— Start of Records supplied —

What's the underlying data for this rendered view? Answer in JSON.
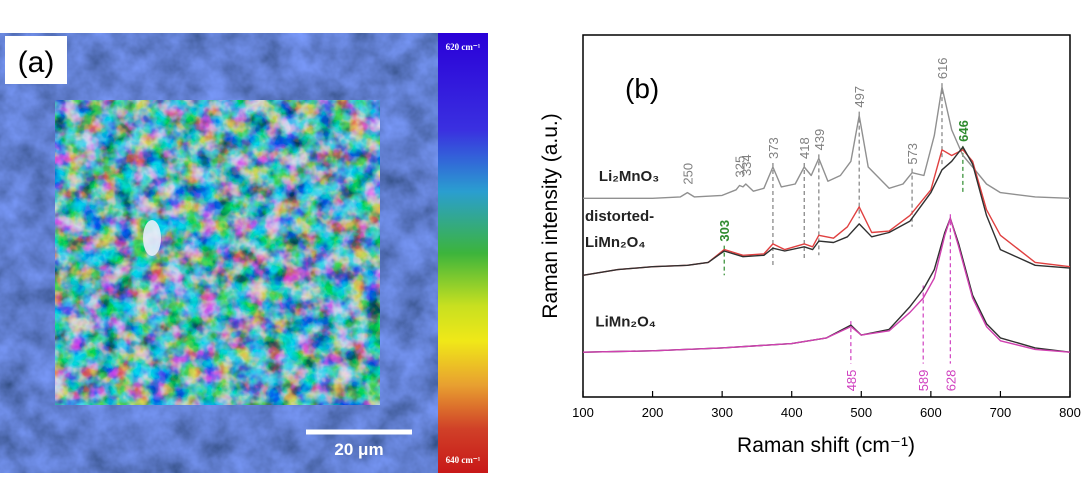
{
  "panel_a": {
    "label": "(a)",
    "colorbar_top": "620 cm⁻¹",
    "colorbar_bottom": "640 cm⁻¹",
    "scale_bar": "20 μm",
    "colorbar_colors": [
      "#2a00d8",
      "#3a30e0",
      "#2a9ed0",
      "#3cb43c",
      "#c8e020",
      "#f0e818",
      "#e8a030",
      "#d04028",
      "#c81818"
    ]
  },
  "chart_data": {
    "type": "line",
    "panel_label": "(b)",
    "xlabel": "Raman shift (cm⁻¹)",
    "ylabel": "Raman intensity (a.u.)",
    "xlim": [
      100,
      800
    ],
    "xticks": [
      100,
      200,
      300,
      400,
      500,
      600,
      700,
      800
    ],
    "ylim": [
      0,
      100
    ],
    "grid": false,
    "series": [
      {
        "name": "Li₂MnO₃",
        "color": "#909090",
        "x": [
          100,
          200,
          240,
          250,
          260,
          300,
          320,
          325,
          330,
          334,
          345,
          360,
          373,
          385,
          405,
          418,
          428,
          439,
          452,
          470,
          485,
          497,
          510,
          540,
          560,
          573,
          590,
          605,
          616,
          630,
          646,
          660,
          680,
          700,
          750,
          800
        ],
        "values": [
          62,
          62,
          62.5,
          64,
          62.5,
          63,
          65,
          66.5,
          66,
          67,
          64.5,
          65.5,
          73,
          66,
          67,
          73,
          70,
          76,
          68,
          70,
          75,
          91,
          73,
          65.5,
          67,
          71,
          70,
          84,
          101,
          86,
          77,
          73,
          67,
          64,
          62.5,
          62
        ]
      },
      {
        "name": "distorted-LiMn₂O₄ (red)",
        "color": "#e04040",
        "x": [
          100,
          150,
          200,
          250,
          280,
          303,
          330,
          360,
          373,
          390,
          418,
          430,
          439,
          460,
          480,
          497,
          515,
          540,
          570,
          600,
          616,
          630,
          646,
          660,
          680,
          700,
          750,
          800
        ],
        "values": [
          35,
          37,
          38,
          38.5,
          39.5,
          44,
          42,
          42.5,
          46,
          44,
          46,
          45,
          49,
          48,
          52,
          59,
          50,
          50.5,
          56,
          65,
          79,
          77,
          79,
          75,
          58,
          49,
          39.5,
          38
        ]
      },
      {
        "name": "distorted-LiMn₂O₄ (black)",
        "color": "#303030",
        "x": [
          100,
          150,
          200,
          250,
          280,
          303,
          330,
          360,
          373,
          390,
          418,
          430,
          439,
          460,
          480,
          497,
          515,
          540,
          570,
          600,
          616,
          630,
          646,
          660,
          680,
          700,
          750,
          800
        ],
        "values": [
          35,
          37,
          38,
          38.5,
          39.5,
          43.5,
          41.5,
          42,
          44.5,
          43.5,
          45,
          44,
          47,
          46.5,
          48.5,
          53,
          48.5,
          50,
          54,
          64,
          72,
          75,
          80,
          74,
          56,
          44,
          38.5,
          37.5
        ]
      },
      {
        "name": "LiMn₂O₄ (black)",
        "color": "#303030",
        "x": [
          100,
          200,
          300,
          400,
          450,
          485,
          500,
          540,
          570,
          589,
          605,
          620,
          628,
          640,
          660,
          680,
          700,
          750,
          800
        ],
        "values": [
          8,
          8.5,
          9.5,
          11,
          13,
          17.5,
          14,
          16,
          24,
          30,
          37,
          50,
          55,
          46,
          28,
          18,
          13,
          9.5,
          8
        ]
      },
      {
        "name": "LiMn₂O₄ (magenta)",
        "color": "#d040b0",
        "x": [
          100,
          200,
          300,
          400,
          450,
          485,
          500,
          540,
          570,
          589,
          605,
          620,
          628,
          640,
          660,
          680,
          700,
          750,
          800
        ],
        "values": [
          8,
          8.5,
          9.5,
          11,
          13,
          17,
          14,
          15.5,
          22,
          27,
          34,
          49,
          55,
          45,
          27,
          17,
          12,
          9,
          8
        ]
      }
    ],
    "spectrum_labels": [
      {
        "text": "Li₂MnO₃",
        "x": 120,
        "y": 68
      },
      {
        "text": "distorted-",
        "x": 100,
        "y": 54
      },
      {
        "text": "LiMn₂O₄",
        "x": 100,
        "y": 45
      },
      {
        "text": "LiMn₂O₄",
        "x": 115,
        "y": 17
      }
    ],
    "peak_annotations": [
      {
        "text": "250",
        "x": 250,
        "y": 64,
        "color": "#808080",
        "dash": false
      },
      {
        "text": "325",
        "x": 325,
        "y": 66.5,
        "color": "#808080",
        "dash": false
      },
      {
        "text": "334",
        "x": 334,
        "y": 67,
        "color": "#808080",
        "dash": false
      },
      {
        "text": "373",
        "x": 373,
        "y": 73,
        "color": "#808080",
        "dash": true,
        "y_to": 38
      },
      {
        "text": "418",
        "x": 418,
        "y": 73,
        "color": "#808080",
        "dash": true,
        "y_to": 40
      },
      {
        "text": "439",
        "x": 439,
        "y": 76,
        "color": "#808080",
        "dash": true,
        "y_to": 42
      },
      {
        "text": "497",
        "x": 497,
        "y": 91,
        "color": "#808080",
        "dash": true,
        "y_to": 55
      },
      {
        "text": "573",
        "x": 573,
        "y": 71,
        "color": "#808080",
        "dash": true,
        "y_to": 52
      },
      {
        "text": "616",
        "x": 616,
        "y": 101,
        "color": "#808080",
        "dash": true,
        "y_to": 74
      },
      {
        "text": "646",
        "x": 646,
        "y": 79,
        "color": "#2e8b2e",
        "dash": true,
        "y_to": 64
      },
      {
        "text": "303",
        "x": 303,
        "y": 44,
        "color": "#2e8b2e",
        "dash": true,
        "y_to": 35
      },
      {
        "text": "485",
        "x": 485,
        "y": 17.5,
        "color": "#d040c0",
        "dash": true,
        "y_to": 4
      },
      {
        "text": "589",
        "x": 589,
        "y": 30,
        "color": "#d040c0",
        "dash": true,
        "y_to": 4
      },
      {
        "text": "628",
        "x": 628,
        "y": 55,
        "color": "#d040c0",
        "dash": true,
        "y_to": 4
      }
    ]
  }
}
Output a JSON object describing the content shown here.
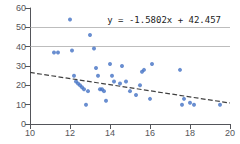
{
  "chart_data": {
    "type": "scatter",
    "annotation": "y = -1.5802x + 42.457",
    "xlim": [
      10,
      20
    ],
    "ylim": [
      0,
      60
    ],
    "xticks": [
      10,
      12,
      14,
      16,
      18,
      20
    ],
    "yticks": [
      0,
      10,
      20,
      30,
      40,
      50,
      60
    ],
    "grid": false,
    "hlines": [
      50,
      40
    ],
    "hline_color": "#A0A0A0",
    "series": [
      {
        "type": "scatter",
        "color": "#4472C4",
        "marker": "circle",
        "x": [
          11.2,
          11.4,
          12.0,
          12.1,
          12.2,
          12.3,
          12.4,
          12.5,
          12.6,
          12.7,
          12.8,
          12.9,
          13.0,
          13.2,
          13.3,
          13.4,
          13.5,
          13.6,
          13.7,
          13.8,
          14.0,
          14.1,
          14.2,
          14.5,
          14.6,
          14.8,
          15.0,
          15.3,
          15.5,
          15.6,
          15.7,
          16.0,
          16.1,
          17.5,
          17.6,
          17.7,
          18.0,
          18.2,
          19.5
        ],
        "values": [
          37,
          37,
          54,
          38,
          25,
          22,
          21,
          20,
          19,
          18,
          10,
          17,
          46,
          39,
          29,
          25,
          18,
          18,
          17,
          12,
          31,
          25,
          22,
          21,
          30,
          22,
          17,
          15,
          20,
          27,
          28,
          13,
          31,
          28,
          10,
          13,
          11,
          10,
          10
        ]
      },
      {
        "type": "line",
        "color": "#404040",
        "line_style": "dashed",
        "x": [
          10,
          20
        ],
        "values": [
          26.655,
          10.853
        ]
      }
    ]
  }
}
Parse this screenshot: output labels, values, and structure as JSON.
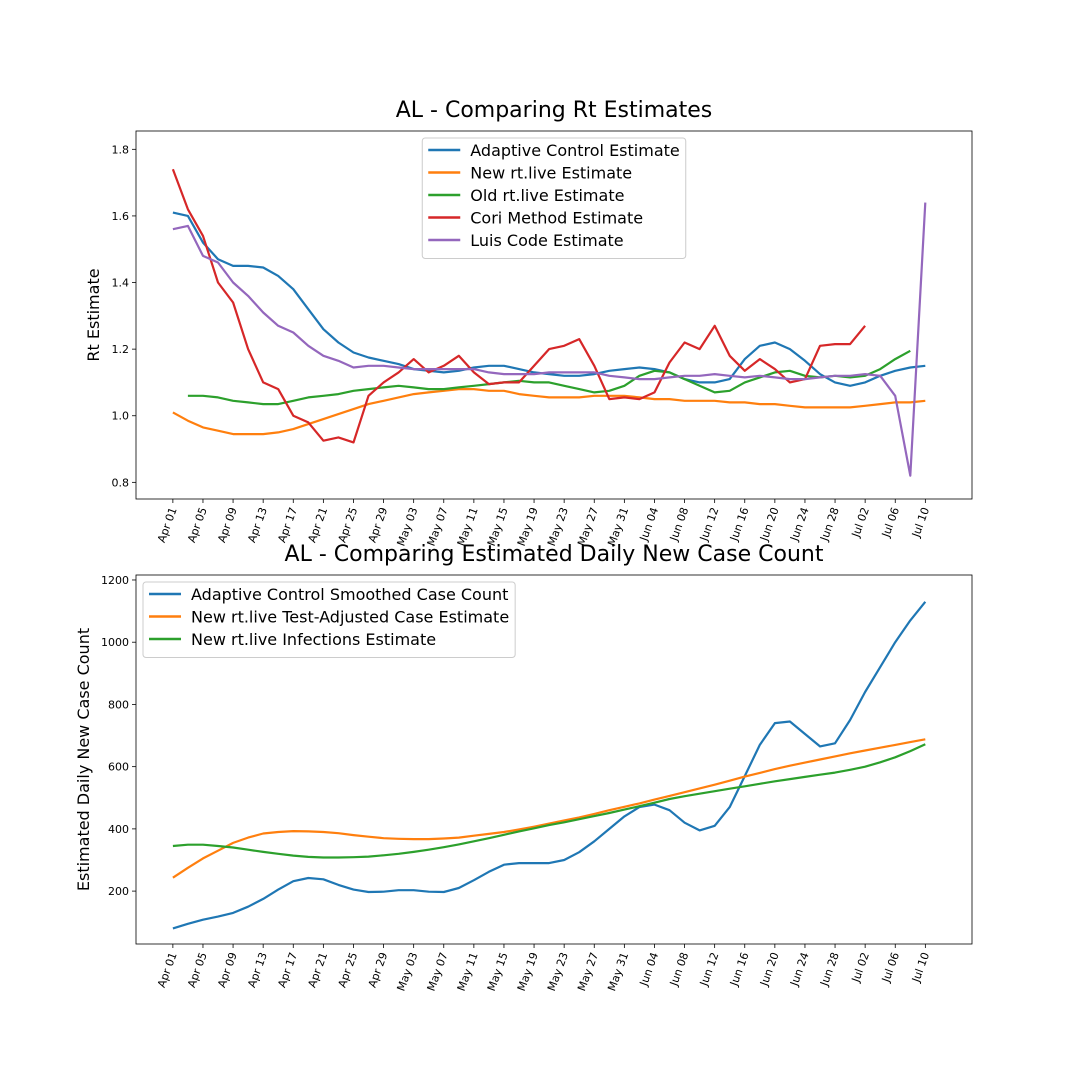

— End of Records supplied —

## Stated exercise
Count how many lines in the data contain the word "Raman", giving the number without comment.

## Final result
2